(Structured figure records)
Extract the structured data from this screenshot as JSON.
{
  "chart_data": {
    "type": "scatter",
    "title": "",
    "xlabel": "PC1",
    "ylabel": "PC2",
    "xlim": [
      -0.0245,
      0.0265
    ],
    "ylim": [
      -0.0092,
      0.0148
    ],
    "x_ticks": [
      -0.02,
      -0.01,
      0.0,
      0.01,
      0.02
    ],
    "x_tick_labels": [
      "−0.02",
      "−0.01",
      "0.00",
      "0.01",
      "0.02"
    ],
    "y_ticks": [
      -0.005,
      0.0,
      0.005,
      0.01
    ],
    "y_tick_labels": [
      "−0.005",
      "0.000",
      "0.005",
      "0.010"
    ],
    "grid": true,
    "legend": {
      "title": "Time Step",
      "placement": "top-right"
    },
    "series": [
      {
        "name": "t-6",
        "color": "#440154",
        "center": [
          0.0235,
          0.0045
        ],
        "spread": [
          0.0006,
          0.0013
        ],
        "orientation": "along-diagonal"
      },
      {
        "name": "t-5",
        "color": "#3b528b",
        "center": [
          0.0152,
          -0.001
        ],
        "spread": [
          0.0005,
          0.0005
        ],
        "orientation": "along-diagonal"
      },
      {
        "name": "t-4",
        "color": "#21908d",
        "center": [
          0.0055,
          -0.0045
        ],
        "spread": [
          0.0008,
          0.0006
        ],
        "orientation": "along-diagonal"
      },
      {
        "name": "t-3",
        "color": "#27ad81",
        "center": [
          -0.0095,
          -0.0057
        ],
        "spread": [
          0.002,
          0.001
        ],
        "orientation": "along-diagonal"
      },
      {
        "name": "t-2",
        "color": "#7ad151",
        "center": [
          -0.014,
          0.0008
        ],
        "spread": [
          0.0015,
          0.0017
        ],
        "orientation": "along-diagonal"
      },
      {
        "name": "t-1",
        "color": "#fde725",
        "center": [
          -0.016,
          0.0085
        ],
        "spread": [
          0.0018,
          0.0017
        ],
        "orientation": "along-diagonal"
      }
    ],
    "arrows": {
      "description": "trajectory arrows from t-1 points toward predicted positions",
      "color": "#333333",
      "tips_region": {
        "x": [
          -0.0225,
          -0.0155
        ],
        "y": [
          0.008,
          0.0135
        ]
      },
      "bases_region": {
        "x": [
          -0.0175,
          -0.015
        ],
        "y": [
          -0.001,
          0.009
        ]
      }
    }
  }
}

__EXERCISE DESCRIPTION__
Give the listing above again, word for word.

__FINAL RESULT__
Extract the structured data from this screenshot as JSON.
{
  "chart_data": {
    "type": "scatter",
    "title": "",
    "xlabel": "PC1",
    "ylabel": "PC2",
    "xlim": [
      -0.0245,
      0.0265
    ],
    "ylim": [
      -0.0092,
      0.0148
    ],
    "x_ticks": [
      -0.02,
      -0.01,
      0.0,
      0.01,
      0.02
    ],
    "x_tick_labels": [
      "−0.02",
      "−0.01",
      "0.00",
      "0.01",
      "0.02"
    ],
    "y_ticks": [
      -0.005,
      0.0,
      0.005,
      0.01
    ],
    "y_tick_labels": [
      "−0.005",
      "0.000",
      "0.005",
      "0.010"
    ],
    "grid": true,
    "legend": {
      "title": "Time Step",
      "placement": "top-right"
    },
    "series": [
      {
        "name": "t-6",
        "color": "#440154",
        "center": [
          0.0235,
          0.0045
        ],
        "spread": [
          0.0006,
          0.0013
        ],
        "orientation": "along-diagonal"
      },
      {
        "name": "t-5",
        "color": "#3b528b",
        "center": [
          0.0152,
          -0.001
        ],
        "spread": [
          0.0005,
          0.0005
        ],
        "orientation": "along-diagonal"
      },
      {
        "name": "t-4",
        "color": "#21908d",
        "center": [
          0.0055,
          -0.0045
        ],
        "spread": [
          0.0008,
          0.0006
        ],
        "orientation": "along-diagonal"
      },
      {
        "name": "t-3",
        "color": "#27ad81",
        "center": [
          -0.0095,
          -0.0057
        ],
        "spread": [
          0.002,
          0.001
        ],
        "orientation": "along-diagonal"
      },
      {
        "name": "t-2",
        "color": "#7ad151",
        "center": [
          -0.014,
          0.0008
        ],
        "spread": [
          0.0015,
          0.0017
        ],
        "orientation": "along-diagonal"
      },
      {
        "name": "t-1",
        "color": "#fde725",
        "center": [
          -0.016,
          0.0085
        ],
        "spread": [
          0.0018,
          0.0017
        ],
        "orientation": "along-diagonal"
      }
    ],
    "arrows": {
      "description": "trajectory arrows from t-1 points toward predicted positions",
      "color": "#333333",
      "tips_region": {
        "x": [
          -0.0225,
          -0.0155
        ],
        "y": [
          0.008,
          0.0135
        ]
      },
      "bases_region": {
        "x": [
          -0.0175,
          -0.015
        ],
        "y": [
          -0.001,
          0.009
        ]
      }
    }
  }
}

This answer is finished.